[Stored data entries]
══════

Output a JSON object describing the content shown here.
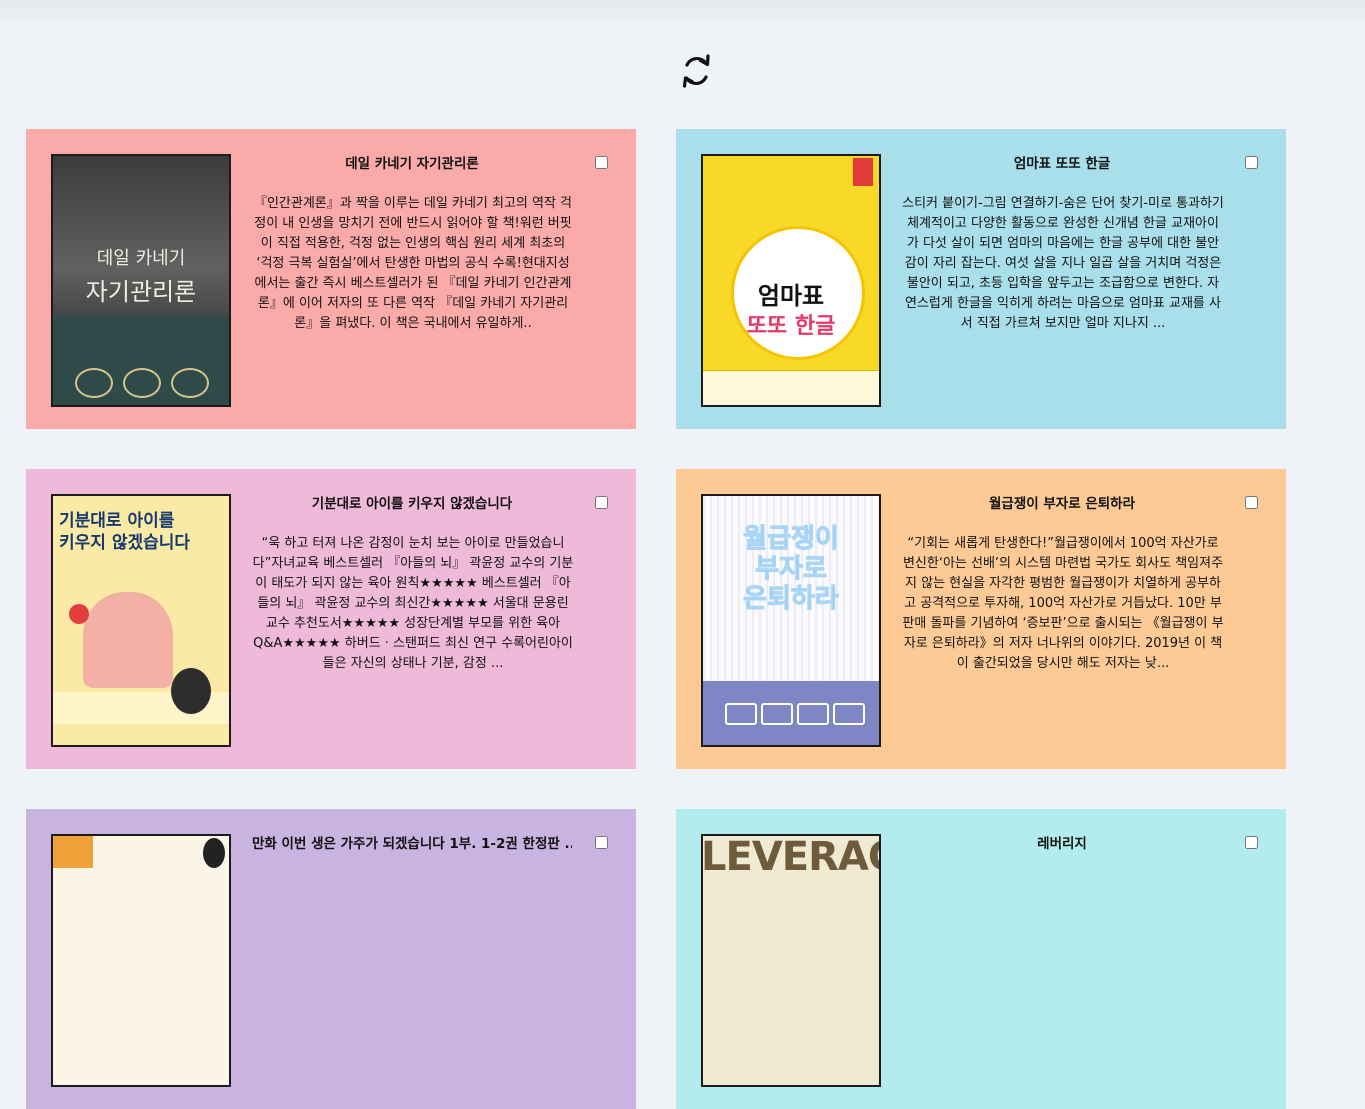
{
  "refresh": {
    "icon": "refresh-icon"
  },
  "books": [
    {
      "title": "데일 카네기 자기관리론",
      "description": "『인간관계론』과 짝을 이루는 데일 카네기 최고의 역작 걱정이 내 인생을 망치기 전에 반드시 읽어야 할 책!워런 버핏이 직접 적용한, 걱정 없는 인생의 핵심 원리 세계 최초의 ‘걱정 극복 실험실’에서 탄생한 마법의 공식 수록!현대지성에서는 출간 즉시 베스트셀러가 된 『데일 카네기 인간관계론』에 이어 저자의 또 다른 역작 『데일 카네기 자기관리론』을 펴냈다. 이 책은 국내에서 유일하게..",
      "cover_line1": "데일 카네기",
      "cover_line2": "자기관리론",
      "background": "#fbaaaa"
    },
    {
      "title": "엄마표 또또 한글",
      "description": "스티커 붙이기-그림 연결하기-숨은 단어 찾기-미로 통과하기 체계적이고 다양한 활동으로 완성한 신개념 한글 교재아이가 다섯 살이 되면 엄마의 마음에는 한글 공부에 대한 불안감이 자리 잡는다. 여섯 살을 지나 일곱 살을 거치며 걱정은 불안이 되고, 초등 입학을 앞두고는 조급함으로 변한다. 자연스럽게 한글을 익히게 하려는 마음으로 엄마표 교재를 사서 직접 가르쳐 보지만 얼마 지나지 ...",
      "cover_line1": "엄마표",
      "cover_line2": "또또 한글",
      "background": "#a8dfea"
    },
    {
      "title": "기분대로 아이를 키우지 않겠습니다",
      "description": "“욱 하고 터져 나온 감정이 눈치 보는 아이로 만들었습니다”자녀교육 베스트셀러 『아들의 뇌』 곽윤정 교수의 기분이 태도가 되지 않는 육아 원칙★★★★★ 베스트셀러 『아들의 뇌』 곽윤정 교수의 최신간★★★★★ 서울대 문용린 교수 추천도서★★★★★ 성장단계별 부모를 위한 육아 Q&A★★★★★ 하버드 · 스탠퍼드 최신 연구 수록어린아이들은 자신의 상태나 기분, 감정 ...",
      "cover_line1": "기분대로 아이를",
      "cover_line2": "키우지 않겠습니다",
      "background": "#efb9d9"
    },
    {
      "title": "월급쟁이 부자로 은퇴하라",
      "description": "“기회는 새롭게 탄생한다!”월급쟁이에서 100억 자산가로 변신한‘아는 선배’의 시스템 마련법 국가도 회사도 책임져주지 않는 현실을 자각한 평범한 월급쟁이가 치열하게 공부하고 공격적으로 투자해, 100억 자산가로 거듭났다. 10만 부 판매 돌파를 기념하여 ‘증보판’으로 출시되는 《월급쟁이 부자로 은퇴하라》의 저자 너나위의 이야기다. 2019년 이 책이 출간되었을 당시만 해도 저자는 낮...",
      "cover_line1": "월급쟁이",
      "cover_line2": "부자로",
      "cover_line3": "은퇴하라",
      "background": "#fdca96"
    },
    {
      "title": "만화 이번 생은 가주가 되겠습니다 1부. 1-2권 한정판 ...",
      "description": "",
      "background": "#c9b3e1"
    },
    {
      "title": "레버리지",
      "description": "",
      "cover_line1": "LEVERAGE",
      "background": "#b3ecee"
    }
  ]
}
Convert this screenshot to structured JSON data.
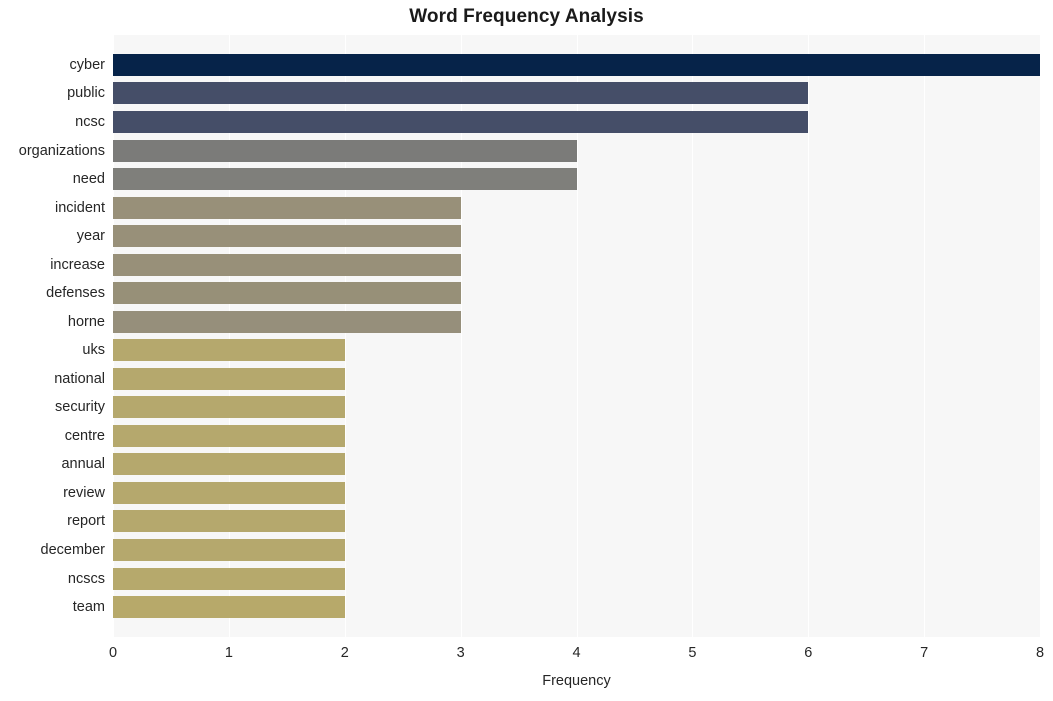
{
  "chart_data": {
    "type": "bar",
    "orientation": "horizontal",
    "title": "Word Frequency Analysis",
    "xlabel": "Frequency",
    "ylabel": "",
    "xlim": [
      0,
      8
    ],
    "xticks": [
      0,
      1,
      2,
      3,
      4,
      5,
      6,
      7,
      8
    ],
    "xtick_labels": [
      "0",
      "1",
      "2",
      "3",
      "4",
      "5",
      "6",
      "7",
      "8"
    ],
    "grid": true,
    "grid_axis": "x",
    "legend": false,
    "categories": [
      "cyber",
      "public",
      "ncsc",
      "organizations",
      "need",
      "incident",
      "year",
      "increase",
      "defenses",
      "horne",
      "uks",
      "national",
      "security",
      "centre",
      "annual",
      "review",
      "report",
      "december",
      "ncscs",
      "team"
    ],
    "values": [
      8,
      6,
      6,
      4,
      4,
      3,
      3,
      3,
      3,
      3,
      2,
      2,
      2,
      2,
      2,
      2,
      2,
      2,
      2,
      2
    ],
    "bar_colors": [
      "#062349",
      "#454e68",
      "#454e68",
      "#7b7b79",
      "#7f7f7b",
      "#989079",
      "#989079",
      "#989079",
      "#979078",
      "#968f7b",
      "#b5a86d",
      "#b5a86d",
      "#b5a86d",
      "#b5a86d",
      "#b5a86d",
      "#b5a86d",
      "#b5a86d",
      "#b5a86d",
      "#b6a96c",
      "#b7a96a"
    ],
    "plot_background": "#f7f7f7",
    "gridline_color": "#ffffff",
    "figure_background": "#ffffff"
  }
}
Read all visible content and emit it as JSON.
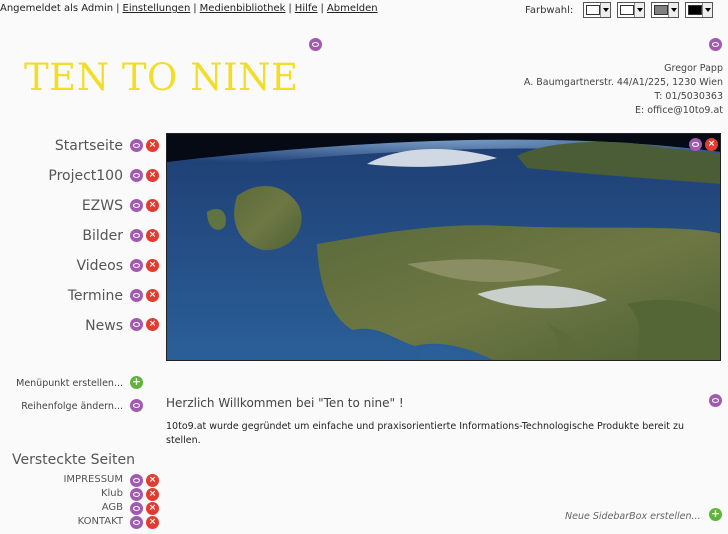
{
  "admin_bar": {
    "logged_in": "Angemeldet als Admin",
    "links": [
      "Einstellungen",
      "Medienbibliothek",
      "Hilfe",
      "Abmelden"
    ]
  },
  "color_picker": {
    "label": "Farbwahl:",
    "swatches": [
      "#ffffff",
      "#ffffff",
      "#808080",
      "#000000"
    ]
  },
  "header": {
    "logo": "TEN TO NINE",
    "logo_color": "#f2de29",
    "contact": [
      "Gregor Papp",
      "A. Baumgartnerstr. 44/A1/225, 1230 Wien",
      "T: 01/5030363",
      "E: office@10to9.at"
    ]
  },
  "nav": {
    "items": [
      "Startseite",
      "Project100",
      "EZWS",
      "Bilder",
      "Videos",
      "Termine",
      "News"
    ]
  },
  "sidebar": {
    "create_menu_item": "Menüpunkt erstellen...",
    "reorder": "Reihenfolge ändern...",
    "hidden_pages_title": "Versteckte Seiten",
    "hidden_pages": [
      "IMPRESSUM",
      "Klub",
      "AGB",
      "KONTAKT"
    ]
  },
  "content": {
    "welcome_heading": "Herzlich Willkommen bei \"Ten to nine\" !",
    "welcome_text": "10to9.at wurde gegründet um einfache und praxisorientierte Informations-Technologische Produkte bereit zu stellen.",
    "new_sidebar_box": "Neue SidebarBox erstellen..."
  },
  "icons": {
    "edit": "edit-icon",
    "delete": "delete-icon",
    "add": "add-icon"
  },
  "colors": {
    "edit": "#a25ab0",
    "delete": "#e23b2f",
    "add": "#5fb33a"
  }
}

══════

→ **WHAT THE TASK REQUIRES**:
Find the string "description" in the entries above and return each line that holds it.

→ **THE ANSWER**:
      "description": "『인간관계론』과 짝을 이루는 데일 카네기 최고의 역작 걱정이 내 인생을 망치기 전에 반드시 읽어야 할 책!워런 버핏이 직접 적용한, 걱정 없는 인생의 핵심 원리 세계 최초의 ‘걱정 극복 실험실’에서 탄생한 마법의 공식 수록!현대지성에서는 출간 즉시 베스트셀러가 된 『데일 카네기 인간관계론』에 이어 저자의 또 다른 역작 『데일 카네기 자기관리론』을 펴냈다. 이 책은 국내에서 유일하게..",
      "description": "스티커 붙이기-그림 연결하기-숨은 단어 찾기-미로 통과하기 체계적이고 다양한 활동으로 완성한 신개념 한글 교재아이가 다섯 살이 되면 엄마의 마음에는 한글 공부에 대한 불안감이 자리 잡는다. 여섯 살을 지나 일곱 살을 거치며 걱정은 불안이 되고, 초등 입학을 앞두고는 조급함으로 변한다. 자연스럽게 한글을 익히게 하려는 마음으로 엄마표 교재를 사서 직접 가르쳐 보지만 얼마 지나지 ...",
      "description": "“욱 하고 터져 나온 감정이 눈치 보는 아이로 만들었습니다”자녀교육 베스트셀러 『아들의 뇌』 곽윤정 교수의 기분이 태도가 되지 않는 육아 원칙★★★★★ 베스트셀러 『아들의 뇌』 곽윤정 교수의 최신간★★★★★ 서울대 문용린 교수 추천도서★★★★★ 성장단계별 부모를 위한 육아 Q&A★★★★★ 하버드 · 스탠퍼드 최신 연구 수록어린아이들은 자신의 상태나 기분, 감정 ...",
      "description": "“기회는 새롭게 탄생한다!”월급쟁이에서 100억 자산가로 변신한‘아는 선배’의 시스템 마련법 국가도 회사도 책임져주지 않는 현실을 자각한 평범한 월급쟁이가 치열하게 공부하고 공격적으로 투자해, 100억 자산가로 거듭났다. 10만 부 판매 돌파를 기념하여 ‘증보판’으로 출시되는 《월급쟁이 부자로 은퇴하라》의 저자 너나위의 이야기다. 2019년 이 책이 출간되었을 당시만 해도 저자는 낮...",
      "description": "",
      "description": "",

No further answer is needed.